◆ Aufgabe 1
Nennen Sie alle Titel, die im Auszug in den Überschriften nach „Ein- und Ausfälle –“ stehen.
◆ Aufgabe 2
Schreiben Sie aus dem Auszug den Abschnitt von „Ein- und Ausfälle – Ewige Schüler“ bis „Abbaus von Ungerechtigkeit.“ wortgetreu ab.

◆ Auszug
Ein- und Ausfälle – Ewige Schüler

Manche Menschen versuchen ausgerechnet dadurch groß zu werden, dass sie sich ihr Leben lang als Schüler  eines anderen bezeichnen (lassen).

Ein- und Ausfälle – Lebenstüchtigkeit und schnöde Welt

Zur Lebenstüchtigkeit gehört jedenfalls  die Fähigkeit, seine Erregung über den Unsinn und die Frechheit in der Welt so zu dosieren, dass sie einem nicht schädlich wird.

Ein- und Ausfälle – Rechtsstaat und Gerechtigkeit

Der Rechtsstaat – ein Hort der Gerechtigkeit? Nein – ein Ort eines zuvor nicht bekannten Abbaus von Ungerechtigkeit.

Annotierte Elementeinträge:
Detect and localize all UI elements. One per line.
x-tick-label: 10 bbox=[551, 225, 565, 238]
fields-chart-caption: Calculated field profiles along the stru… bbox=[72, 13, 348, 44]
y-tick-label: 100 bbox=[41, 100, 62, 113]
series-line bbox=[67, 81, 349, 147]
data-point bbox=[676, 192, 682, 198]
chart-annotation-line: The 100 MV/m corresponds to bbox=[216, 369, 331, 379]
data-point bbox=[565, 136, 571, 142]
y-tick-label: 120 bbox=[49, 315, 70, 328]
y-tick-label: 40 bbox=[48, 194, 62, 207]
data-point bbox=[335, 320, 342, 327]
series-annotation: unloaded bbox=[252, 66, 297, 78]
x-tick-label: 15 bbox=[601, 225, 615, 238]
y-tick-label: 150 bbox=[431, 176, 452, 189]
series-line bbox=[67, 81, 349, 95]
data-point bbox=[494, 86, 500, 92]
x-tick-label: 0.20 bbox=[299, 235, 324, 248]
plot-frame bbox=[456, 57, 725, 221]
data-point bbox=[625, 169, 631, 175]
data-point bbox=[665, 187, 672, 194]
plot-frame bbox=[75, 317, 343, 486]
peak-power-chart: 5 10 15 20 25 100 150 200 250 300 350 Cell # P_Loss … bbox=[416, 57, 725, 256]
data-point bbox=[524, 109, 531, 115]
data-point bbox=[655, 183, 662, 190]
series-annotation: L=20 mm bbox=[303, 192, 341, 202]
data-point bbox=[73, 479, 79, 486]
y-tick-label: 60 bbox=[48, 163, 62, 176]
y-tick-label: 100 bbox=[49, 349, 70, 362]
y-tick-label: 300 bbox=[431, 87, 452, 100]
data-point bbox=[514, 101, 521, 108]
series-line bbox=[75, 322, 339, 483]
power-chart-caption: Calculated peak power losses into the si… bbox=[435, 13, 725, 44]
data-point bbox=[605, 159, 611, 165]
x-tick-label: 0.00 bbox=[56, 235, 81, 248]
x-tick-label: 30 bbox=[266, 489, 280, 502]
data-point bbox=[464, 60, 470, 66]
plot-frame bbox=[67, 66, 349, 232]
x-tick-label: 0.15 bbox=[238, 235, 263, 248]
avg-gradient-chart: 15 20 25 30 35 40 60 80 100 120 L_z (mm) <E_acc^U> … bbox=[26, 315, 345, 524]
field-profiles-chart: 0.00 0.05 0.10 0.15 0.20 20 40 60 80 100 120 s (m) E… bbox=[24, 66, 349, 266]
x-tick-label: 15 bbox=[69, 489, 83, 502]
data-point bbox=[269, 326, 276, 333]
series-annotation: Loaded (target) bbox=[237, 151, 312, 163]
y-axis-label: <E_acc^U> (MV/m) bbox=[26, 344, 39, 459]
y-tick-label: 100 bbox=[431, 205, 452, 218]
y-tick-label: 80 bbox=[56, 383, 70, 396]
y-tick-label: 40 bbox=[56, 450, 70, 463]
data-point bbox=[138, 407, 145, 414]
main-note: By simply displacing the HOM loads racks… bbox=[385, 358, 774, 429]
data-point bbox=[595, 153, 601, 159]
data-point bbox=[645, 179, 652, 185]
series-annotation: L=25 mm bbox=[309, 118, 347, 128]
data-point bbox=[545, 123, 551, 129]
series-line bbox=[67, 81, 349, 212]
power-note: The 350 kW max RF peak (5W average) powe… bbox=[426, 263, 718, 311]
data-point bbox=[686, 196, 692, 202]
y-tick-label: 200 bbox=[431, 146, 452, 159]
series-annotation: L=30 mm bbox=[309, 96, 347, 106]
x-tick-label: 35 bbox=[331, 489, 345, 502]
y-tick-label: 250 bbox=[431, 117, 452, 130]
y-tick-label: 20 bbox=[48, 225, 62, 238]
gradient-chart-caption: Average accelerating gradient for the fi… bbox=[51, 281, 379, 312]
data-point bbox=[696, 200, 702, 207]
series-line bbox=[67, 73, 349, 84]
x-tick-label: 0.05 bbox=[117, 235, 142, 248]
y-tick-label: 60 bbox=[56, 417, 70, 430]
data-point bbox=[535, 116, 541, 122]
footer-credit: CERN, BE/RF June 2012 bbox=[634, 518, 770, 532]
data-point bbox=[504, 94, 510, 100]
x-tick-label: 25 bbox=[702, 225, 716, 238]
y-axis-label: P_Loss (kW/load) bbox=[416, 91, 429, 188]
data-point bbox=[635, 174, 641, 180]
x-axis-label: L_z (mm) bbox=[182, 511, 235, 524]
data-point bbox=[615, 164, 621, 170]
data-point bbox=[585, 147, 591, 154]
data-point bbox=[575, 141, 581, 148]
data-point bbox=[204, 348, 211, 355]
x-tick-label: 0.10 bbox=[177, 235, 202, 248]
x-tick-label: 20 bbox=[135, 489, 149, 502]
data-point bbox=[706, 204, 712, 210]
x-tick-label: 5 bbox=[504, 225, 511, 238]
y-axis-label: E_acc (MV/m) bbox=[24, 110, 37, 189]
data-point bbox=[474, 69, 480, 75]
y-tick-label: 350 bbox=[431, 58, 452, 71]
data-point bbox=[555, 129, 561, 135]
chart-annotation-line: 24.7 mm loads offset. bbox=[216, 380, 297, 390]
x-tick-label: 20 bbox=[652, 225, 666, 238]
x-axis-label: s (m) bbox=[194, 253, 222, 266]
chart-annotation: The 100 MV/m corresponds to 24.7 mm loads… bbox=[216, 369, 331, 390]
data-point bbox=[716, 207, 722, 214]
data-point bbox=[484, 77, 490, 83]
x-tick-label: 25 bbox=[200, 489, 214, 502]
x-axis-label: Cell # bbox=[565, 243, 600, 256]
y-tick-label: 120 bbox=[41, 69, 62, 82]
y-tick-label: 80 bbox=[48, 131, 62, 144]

◆ Ergebnis 1
- Ewige Schüler
- Lebenstüchtigkeit und schnöde Welt
- Rechtsstaat und Gerechtigkeit

◆ Ergebnis 2
Ein- und Ausfälle – Ewige Schüler

Manche Menschen versuchen ausgerechnet dadurch groß zu werden, dass sie sich ihr Leben lang als Schüler  eines anderen bezeichnen (lassen).

Ein- und Ausfälle – Lebenstüchtigkeit und schnöde Welt

Zur Lebenstüchtigkeit gehört jedenfalls  die Fähigkeit, seine Erregung über den Unsinn und die Frechheit in der Welt so zu dosieren, dass sie einem nicht schädlich wird.

Ein- und Ausfälle – Rechtsstaat und Gerechtigkeit

Der Rechtsstaat – ein Hort der Gerechtigkeit? Nein – ein Ort eines zuvor nicht bekannten Abbaus von Ungerechtigkeit.